Work to be completed: Reproduce every one of the entries below verbatim, line by line.

Task input:

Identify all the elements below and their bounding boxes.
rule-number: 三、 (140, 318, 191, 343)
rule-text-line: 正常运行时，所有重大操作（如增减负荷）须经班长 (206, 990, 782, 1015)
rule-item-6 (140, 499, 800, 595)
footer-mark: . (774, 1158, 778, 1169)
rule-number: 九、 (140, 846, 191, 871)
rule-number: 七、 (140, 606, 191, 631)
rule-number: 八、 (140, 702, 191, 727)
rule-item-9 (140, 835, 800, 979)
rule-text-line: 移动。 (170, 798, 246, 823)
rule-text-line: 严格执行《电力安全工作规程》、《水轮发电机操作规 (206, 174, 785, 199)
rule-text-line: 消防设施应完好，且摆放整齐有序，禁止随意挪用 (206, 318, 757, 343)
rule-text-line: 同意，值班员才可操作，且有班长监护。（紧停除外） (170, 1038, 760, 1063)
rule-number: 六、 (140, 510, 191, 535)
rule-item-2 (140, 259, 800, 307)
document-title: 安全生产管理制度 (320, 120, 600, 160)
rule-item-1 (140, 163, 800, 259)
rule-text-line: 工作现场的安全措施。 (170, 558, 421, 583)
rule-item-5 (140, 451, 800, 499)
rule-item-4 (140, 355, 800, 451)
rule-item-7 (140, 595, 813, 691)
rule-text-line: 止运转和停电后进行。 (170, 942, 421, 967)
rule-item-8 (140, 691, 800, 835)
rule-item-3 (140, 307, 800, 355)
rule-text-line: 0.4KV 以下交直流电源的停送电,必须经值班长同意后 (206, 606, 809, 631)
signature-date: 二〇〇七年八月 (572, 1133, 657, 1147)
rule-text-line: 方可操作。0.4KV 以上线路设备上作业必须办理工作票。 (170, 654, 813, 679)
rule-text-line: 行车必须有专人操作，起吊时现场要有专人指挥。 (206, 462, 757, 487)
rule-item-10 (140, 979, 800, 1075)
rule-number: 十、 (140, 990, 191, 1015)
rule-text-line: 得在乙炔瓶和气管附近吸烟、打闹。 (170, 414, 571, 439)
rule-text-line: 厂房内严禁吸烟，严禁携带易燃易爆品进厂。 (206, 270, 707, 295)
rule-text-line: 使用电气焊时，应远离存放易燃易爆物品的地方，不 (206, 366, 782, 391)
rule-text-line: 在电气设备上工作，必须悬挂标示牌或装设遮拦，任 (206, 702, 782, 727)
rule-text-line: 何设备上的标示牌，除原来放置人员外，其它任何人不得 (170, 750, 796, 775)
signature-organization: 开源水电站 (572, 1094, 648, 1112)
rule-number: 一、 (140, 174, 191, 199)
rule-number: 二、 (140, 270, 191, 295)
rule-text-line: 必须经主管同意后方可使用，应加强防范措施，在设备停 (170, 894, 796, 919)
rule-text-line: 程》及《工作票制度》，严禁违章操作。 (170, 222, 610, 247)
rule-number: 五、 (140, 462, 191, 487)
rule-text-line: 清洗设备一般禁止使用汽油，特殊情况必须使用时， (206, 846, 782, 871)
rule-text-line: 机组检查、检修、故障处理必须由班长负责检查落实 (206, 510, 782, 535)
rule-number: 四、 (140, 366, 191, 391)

Solution to this exercise:
Identify all the elements below and their bounding boxes.
rule-number: 三、 (140, 318, 191, 343)
rule-text-line: 正常运行时，所有重大操作（如增减负荷）须经班长 (206, 990, 782, 1015)
rule-item-6 (140, 499, 800, 595)
footer-mark: . (774, 1158, 778, 1169)
rule-number: 九、 (140, 846, 191, 871)
rule-number: 七、 (140, 606, 191, 631)
rule-number: 八、 (140, 702, 191, 727)
rule-item-9 (140, 835, 800, 979)
rule-text-line: 移动。 (170, 798, 246, 823)
rule-text-line: 严格执行《电力安全工作规程》、《水轮发电机操作规 (206, 174, 785, 199)
rule-text-line: 消防设施应完好，且摆放整齐有序，禁止随意挪用 (206, 318, 757, 343)
rule-text-line: 同意，值班员才可操作，且有班长监护。（紧停除外） (170, 1038, 760, 1063)
rule-number: 六、 (140, 510, 191, 535)
rule-item-2 (140, 259, 800, 307)
document-title: 安全生产管理制度 (320, 120, 600, 160)
rule-item-1 (140, 163, 800, 259)
rule-text-line: 工作现场的安全措施。 (170, 558, 421, 583)
rule-item-5 (140, 451, 800, 499)
rule-item-4 (140, 355, 800, 451)
rule-item-7 (140, 595, 813, 691)
rule-text-line: 止运转和停电后进行。 (170, 942, 421, 967)
rule-item-8 (140, 691, 800, 835)
rule-item-3 (140, 307, 800, 355)
rule-text-line: 0.4KV 以下交直流电源的停送电,必须经值班长同意后 (206, 606, 809, 631)
signature-date: 二〇〇七年八月 (572, 1133, 657, 1147)
rule-text-line: 方可操作。0.4KV 以上线路设备上作业必须办理工作票。 (170, 654, 813, 679)
rule-text-line: 行车必须有专人操作，起吊时现场要有专人指挥。 (206, 462, 757, 487)
rule-item-10 (140, 979, 800, 1075)
rule-number: 十、 (140, 990, 191, 1015)
rule-text-line: 得在乙炔瓶和气管附近吸烟、打闹。 (170, 414, 571, 439)
rule-text-line: 厂房内严禁吸烟，严禁携带易燃易爆品进厂。 (206, 270, 707, 295)
rule-text-line: 使用电气焊时，应远离存放易燃易爆物品的地方，不 (206, 366, 782, 391)
rule-text-line: 在电气设备上工作，必须悬挂标示牌或装设遮拦，任 (206, 702, 782, 727)
rule-text-line: 何设备上的标示牌，除原来放置人员外，其它任何人不得 (170, 750, 796, 775)
signature-organization: 开源水电站 (572, 1094, 648, 1112)
rule-number: 一、 (140, 174, 191, 199)
rule-number: 二、 (140, 270, 191, 295)
rule-text-line: 必须经主管同意后方可使用，应加强防范措施，在设备停 (170, 894, 796, 919)
rule-text-line: 程》及《工作票制度》，严禁违章操作。 (170, 222, 610, 247)
rule-number: 五、 (140, 462, 191, 487)
rule-text-line: 清洗设备一般禁止使用汽油，特殊情况必须使用时， (206, 846, 782, 871)
rule-text-line: 机组检查、检修、故障处理必须由班长负责检查落实 (206, 510, 782, 535)
rule-number: 四、 (140, 366, 191, 391)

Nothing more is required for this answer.